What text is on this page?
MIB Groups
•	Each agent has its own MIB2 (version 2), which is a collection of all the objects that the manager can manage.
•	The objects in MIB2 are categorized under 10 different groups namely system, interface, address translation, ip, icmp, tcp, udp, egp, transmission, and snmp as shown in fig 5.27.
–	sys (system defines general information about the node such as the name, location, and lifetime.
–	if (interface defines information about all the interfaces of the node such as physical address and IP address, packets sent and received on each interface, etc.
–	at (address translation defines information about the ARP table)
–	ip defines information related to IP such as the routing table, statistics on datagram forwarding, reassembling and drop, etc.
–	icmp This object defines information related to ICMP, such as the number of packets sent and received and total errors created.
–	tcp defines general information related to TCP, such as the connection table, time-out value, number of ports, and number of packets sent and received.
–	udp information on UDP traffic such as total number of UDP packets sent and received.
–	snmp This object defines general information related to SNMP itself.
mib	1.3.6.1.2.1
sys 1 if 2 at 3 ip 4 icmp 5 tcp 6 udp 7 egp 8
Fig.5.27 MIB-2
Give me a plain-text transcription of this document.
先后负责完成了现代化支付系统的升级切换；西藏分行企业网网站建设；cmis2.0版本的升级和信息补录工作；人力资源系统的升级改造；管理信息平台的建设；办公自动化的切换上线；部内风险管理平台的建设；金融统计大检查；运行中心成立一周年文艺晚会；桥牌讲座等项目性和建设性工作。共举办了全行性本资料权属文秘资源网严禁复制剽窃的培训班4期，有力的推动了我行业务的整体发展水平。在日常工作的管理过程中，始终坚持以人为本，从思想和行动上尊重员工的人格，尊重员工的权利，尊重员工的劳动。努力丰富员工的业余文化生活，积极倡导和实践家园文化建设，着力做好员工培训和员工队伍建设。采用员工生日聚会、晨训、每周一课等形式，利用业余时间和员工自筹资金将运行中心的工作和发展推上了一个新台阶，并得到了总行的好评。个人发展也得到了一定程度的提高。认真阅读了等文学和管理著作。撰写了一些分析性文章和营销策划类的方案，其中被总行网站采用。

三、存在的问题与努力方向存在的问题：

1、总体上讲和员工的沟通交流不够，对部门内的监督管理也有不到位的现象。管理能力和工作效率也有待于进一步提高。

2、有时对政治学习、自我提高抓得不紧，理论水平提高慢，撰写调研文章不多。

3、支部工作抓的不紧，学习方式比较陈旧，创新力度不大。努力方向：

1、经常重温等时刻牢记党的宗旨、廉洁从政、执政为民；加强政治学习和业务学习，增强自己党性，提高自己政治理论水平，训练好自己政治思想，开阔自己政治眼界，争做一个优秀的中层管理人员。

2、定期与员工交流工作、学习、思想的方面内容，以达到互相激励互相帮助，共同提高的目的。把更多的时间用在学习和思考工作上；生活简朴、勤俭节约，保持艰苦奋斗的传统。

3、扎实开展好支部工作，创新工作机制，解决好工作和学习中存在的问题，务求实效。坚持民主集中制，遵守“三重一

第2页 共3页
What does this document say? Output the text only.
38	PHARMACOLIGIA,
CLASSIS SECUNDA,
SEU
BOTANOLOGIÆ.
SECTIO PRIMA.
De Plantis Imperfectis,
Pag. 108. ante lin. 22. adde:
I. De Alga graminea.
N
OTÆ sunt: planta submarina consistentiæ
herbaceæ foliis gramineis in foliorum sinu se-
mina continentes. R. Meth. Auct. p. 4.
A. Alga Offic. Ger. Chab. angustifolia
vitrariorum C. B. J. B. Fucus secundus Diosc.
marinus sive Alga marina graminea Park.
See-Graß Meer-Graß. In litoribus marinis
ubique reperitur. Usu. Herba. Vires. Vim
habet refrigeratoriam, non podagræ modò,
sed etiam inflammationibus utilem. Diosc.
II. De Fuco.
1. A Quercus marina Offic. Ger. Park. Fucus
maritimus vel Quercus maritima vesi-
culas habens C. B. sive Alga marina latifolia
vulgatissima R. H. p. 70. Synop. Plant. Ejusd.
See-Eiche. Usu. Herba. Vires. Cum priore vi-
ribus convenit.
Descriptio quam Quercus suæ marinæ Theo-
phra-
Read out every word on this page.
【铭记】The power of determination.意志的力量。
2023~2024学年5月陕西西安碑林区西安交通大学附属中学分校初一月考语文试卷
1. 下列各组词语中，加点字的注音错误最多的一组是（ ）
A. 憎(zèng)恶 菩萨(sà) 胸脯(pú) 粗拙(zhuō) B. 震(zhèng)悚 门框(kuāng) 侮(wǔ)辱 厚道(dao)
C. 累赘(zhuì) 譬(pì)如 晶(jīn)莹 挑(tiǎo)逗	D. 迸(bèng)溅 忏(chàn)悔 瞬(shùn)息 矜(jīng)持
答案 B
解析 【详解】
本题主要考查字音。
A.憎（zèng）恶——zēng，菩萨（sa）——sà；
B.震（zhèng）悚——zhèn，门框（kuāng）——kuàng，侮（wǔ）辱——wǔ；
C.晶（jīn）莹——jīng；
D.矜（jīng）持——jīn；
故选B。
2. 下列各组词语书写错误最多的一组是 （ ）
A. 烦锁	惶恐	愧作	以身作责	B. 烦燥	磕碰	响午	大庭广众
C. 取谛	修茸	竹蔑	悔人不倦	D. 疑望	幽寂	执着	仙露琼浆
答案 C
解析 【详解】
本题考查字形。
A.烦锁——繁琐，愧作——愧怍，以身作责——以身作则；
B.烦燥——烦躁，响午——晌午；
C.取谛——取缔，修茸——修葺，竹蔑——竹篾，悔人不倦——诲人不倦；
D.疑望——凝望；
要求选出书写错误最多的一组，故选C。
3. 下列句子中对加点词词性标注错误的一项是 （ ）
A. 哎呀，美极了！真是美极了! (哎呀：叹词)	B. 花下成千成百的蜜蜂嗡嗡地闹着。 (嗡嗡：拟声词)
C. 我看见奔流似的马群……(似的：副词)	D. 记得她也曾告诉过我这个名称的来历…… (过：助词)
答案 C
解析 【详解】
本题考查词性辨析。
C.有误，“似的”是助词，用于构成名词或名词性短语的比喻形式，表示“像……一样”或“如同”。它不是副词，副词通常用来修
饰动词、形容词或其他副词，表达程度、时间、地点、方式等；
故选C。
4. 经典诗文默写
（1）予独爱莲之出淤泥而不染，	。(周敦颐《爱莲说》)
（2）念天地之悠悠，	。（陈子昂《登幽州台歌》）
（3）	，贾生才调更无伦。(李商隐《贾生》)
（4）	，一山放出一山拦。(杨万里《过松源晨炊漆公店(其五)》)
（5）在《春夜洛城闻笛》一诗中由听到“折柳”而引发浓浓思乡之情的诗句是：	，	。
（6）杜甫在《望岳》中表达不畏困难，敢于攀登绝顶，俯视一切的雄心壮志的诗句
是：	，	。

Directions for this task | In the records above, find the lines containing "kuāng" and copy them.

Problem solution |
A. 憎(zèng)恶 菩萨(sà) 胸脯(pú) 粗拙(zhuō) B. 震(zhèng)悚 门框(kuāng) 侮(wǔ)辱 厚道(dao)
B.震（zhèng）悚——zhèn，门框（kuāng）——kuàng，侮（wǔ）辱——wǔ；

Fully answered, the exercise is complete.